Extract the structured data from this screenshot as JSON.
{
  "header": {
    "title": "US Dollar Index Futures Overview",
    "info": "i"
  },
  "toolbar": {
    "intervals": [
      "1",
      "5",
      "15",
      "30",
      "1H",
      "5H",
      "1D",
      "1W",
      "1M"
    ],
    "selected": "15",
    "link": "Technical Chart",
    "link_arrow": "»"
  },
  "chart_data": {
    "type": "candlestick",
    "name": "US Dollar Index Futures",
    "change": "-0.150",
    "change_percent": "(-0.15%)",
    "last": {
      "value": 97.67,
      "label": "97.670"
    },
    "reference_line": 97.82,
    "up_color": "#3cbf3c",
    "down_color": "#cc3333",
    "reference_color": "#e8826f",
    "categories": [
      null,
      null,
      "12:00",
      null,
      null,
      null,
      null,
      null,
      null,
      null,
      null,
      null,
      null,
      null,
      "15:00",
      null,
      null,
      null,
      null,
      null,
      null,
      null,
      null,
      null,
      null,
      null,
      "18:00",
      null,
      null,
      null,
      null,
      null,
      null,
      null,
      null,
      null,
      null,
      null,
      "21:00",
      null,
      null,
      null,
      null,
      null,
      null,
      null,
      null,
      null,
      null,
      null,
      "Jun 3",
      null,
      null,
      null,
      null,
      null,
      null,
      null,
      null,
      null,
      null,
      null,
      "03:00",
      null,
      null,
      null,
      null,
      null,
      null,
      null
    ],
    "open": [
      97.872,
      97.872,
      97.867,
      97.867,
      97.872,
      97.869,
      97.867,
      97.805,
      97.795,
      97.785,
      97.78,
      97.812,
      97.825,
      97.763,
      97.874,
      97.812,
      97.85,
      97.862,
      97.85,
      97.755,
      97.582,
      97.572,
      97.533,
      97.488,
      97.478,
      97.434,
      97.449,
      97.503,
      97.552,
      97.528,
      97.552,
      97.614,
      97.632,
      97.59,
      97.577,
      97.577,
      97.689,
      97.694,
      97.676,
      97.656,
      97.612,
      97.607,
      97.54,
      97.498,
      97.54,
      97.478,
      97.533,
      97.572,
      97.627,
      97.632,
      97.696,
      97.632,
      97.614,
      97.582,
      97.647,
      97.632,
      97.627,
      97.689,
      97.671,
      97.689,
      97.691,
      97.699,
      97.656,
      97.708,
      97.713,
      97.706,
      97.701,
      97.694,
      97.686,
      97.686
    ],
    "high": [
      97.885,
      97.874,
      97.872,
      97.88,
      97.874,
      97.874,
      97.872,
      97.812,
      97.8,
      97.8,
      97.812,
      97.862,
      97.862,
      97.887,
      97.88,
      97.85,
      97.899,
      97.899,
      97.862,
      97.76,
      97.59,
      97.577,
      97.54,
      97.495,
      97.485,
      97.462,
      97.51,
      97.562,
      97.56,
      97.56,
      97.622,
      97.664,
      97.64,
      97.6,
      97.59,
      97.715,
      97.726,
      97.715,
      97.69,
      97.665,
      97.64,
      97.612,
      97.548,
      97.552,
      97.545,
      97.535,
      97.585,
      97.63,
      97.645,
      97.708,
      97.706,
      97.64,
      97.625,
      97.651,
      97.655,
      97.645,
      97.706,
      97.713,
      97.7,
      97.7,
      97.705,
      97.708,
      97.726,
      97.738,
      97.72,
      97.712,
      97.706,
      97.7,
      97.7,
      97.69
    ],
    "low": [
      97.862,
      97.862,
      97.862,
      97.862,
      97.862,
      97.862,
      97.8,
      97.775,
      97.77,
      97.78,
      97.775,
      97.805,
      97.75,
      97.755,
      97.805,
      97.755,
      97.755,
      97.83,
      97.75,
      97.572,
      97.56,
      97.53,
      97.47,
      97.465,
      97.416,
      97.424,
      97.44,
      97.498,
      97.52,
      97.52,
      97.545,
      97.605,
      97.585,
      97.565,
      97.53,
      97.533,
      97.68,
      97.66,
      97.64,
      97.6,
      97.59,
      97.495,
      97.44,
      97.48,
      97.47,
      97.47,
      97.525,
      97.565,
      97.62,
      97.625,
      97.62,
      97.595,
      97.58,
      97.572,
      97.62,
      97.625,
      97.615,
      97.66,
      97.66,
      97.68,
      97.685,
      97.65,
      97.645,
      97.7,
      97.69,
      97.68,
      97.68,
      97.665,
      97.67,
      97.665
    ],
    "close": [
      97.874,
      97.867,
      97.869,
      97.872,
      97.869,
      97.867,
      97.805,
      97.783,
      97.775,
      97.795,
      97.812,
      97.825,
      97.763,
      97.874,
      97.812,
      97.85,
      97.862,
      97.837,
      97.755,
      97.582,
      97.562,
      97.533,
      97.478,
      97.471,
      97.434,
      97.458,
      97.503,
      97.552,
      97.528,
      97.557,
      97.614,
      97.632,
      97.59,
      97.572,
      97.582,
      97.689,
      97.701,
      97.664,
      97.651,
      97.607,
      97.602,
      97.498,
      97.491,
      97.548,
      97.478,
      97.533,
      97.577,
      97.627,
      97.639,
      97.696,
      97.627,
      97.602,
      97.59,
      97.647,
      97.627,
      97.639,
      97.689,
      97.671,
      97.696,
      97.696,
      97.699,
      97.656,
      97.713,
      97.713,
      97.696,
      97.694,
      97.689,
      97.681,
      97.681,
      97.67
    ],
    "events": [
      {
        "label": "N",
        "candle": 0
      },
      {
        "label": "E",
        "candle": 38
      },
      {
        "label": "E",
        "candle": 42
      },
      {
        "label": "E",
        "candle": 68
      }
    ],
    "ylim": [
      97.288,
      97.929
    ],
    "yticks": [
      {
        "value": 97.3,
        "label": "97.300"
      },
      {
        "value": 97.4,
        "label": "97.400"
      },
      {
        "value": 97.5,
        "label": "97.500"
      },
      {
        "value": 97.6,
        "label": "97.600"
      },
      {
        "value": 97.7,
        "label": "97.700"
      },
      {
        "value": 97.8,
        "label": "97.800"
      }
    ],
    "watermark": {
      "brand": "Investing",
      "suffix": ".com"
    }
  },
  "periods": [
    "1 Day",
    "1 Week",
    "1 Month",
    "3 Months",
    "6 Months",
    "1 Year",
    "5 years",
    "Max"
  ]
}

+ + + + + + +

**Task:** Each record above should be output again exactly.

**The answer:**
Extract the structured data from this screenshot as JSON.
{
  "header": {
    "title": "US Dollar Index Futures Overview",
    "info": "i"
  },
  "toolbar": {
    "intervals": [
      "1",
      "5",
      "15",
      "30",
      "1H",
      "5H",
      "1D",
      "1W",
      "1M"
    ],
    "selected": "15",
    "link": "Technical Chart",
    "link_arrow": "»"
  },
  "chart_data": {
    "type": "candlestick",
    "name": "US Dollar Index Futures",
    "change": "-0.150",
    "change_percent": "(-0.15%)",
    "last": {
      "value": 97.67,
      "label": "97.670"
    },
    "reference_line": 97.82,
    "up_color": "#3cbf3c",
    "down_color": "#cc3333",
    "reference_color": "#e8826f",
    "categories": [
      null,
      null,
      "12:00",
      null,
      null,
      null,
      null,
      null,
      null,
      null,
      null,
      null,
      null,
      null,
      "15:00",
      null,
      null,
      null,
      null,
      null,
      null,
      null,
      null,
      null,
      null,
      null,
      "18:00",
      null,
      null,
      null,
      null,
      null,
      null,
      null,
      null,
      null,
      null,
      null,
      "21:00",
      null,
      null,
      null,
      null,
      null,
      null,
      null,
      null,
      null,
      null,
      null,
      "Jun 3",
      null,
      null,
      null,
      null,
      null,
      null,
      null,
      null,
      null,
      null,
      null,
      "03:00",
      null,
      null,
      null,
      null,
      null,
      null,
      null
    ],
    "open": [
      97.872,
      97.872,
      97.867,
      97.867,
      97.872,
      97.869,
      97.867,
      97.805,
      97.795,
      97.785,
      97.78,
      97.812,
      97.825,
      97.763,
      97.874,
      97.812,
      97.85,
      97.862,
      97.85,
      97.755,
      97.582,
      97.572,
      97.533,
      97.488,
      97.478,
      97.434,
      97.449,
      97.503,
      97.552,
      97.528,
      97.552,
      97.614,
      97.632,
      97.59,
      97.577,
      97.577,
      97.689,
      97.694,
      97.676,
      97.656,
      97.612,
      97.607,
      97.54,
      97.498,
      97.54,
      97.478,
      97.533,
      97.572,
      97.627,
      97.632,
      97.696,
      97.632,
      97.614,
      97.582,
      97.647,
      97.632,
      97.627,
      97.689,
      97.671,
      97.689,
      97.691,
      97.699,
      97.656,
      97.708,
      97.713,
      97.706,
      97.701,
      97.694,
      97.686,
      97.686
    ],
    "high": [
      97.885,
      97.874,
      97.872,
      97.88,
      97.874,
      97.874,
      97.872,
      97.812,
      97.8,
      97.8,
      97.812,
      97.862,
      97.862,
      97.887,
      97.88,
      97.85,
      97.899,
      97.899,
      97.862,
      97.76,
      97.59,
      97.577,
      97.54,
      97.495,
      97.485,
      97.462,
      97.51,
      97.562,
      97.56,
      97.56,
      97.622,
      97.664,
      97.64,
      97.6,
      97.59,
      97.715,
      97.726,
      97.715,
      97.69,
      97.665,
      97.64,
      97.612,
      97.548,
      97.552,
      97.545,
      97.535,
      97.585,
      97.63,
      97.645,
      97.708,
      97.706,
      97.64,
      97.625,
      97.651,
      97.655,
      97.645,
      97.706,
      97.713,
      97.7,
      97.7,
      97.705,
      97.708,
      97.726,
      97.738,
      97.72,
      97.712,
      97.706,
      97.7,
      97.7,
      97.69
    ],
    "low": [
      97.862,
      97.862,
      97.862,
      97.862,
      97.862,
      97.862,
      97.8,
      97.775,
      97.77,
      97.78,
      97.775,
      97.805,
      97.75,
      97.755,
      97.805,
      97.755,
      97.755,
      97.83,
      97.75,
      97.572,
      97.56,
      97.53,
      97.47,
      97.465,
      97.416,
      97.424,
      97.44,
      97.498,
      97.52,
      97.52,
      97.545,
      97.605,
      97.585,
      97.565,
      97.53,
      97.533,
      97.68,
      97.66,
      97.64,
      97.6,
      97.59,
      97.495,
      97.44,
      97.48,
      97.47,
      97.47,
      97.525,
      97.565,
      97.62,
      97.625,
      97.62,
      97.595,
      97.58,
      97.572,
      97.62,
      97.625,
      97.615,
      97.66,
      97.66,
      97.68,
      97.685,
      97.65,
      97.645,
      97.7,
      97.69,
      97.68,
      97.68,
      97.665,
      97.67,
      97.665
    ],
    "close": [
      97.874,
      97.867,
      97.869,
      97.872,
      97.869,
      97.867,
      97.805,
      97.783,
      97.775,
      97.795,
      97.812,
      97.825,
      97.763,
      97.874,
      97.812,
      97.85,
      97.862,
      97.837,
      97.755,
      97.582,
      97.562,
      97.533,
      97.478,
      97.471,
      97.434,
      97.458,
      97.503,
      97.552,
      97.528,
      97.557,
      97.614,
      97.632,
      97.59,
      97.572,
      97.582,
      97.689,
      97.701,
      97.664,
      97.651,
      97.607,
      97.602,
      97.498,
      97.491,
      97.548,
      97.478,
      97.533,
      97.577,
      97.627,
      97.639,
      97.696,
      97.627,
      97.602,
      97.59,
      97.647,
      97.627,
      97.639,
      97.689,
      97.671,
      97.696,
      97.696,
      97.699,
      97.656,
      97.713,
      97.713,
      97.696,
      97.694,
      97.689,
      97.681,
      97.681,
      97.67
    ],
    "events": [
      {
        "label": "N",
        "candle": 0
      },
      {
        "label": "E",
        "candle": 38
      },
      {
        "label": "E",
        "candle": 42
      },
      {
        "label": "E",
        "candle": 68
      }
    ],
    "ylim": [
      97.288,
      97.929
    ],
    "yticks": [
      {
        "value": 97.3,
        "label": "97.300"
      },
      {
        "value": 97.4,
        "label": "97.400"
      },
      {
        "value": 97.5,
        "label": "97.500"
      },
      {
        "value": 97.6,
        "label": "97.600"
      },
      {
        "value": 97.7,
        "label": "97.700"
      },
      {
        "value": 97.8,
        "label": "97.800"
      }
    ],
    "watermark": {
      "brand": "Investing",
      "suffix": ".com"
    }
  },
  "periods": [
    "1 Day",
    "1 Week",
    "1 Month",
    "3 Months",
    "6 Months",
    "1 Year",
    "5 years",
    "Max"
  ]
}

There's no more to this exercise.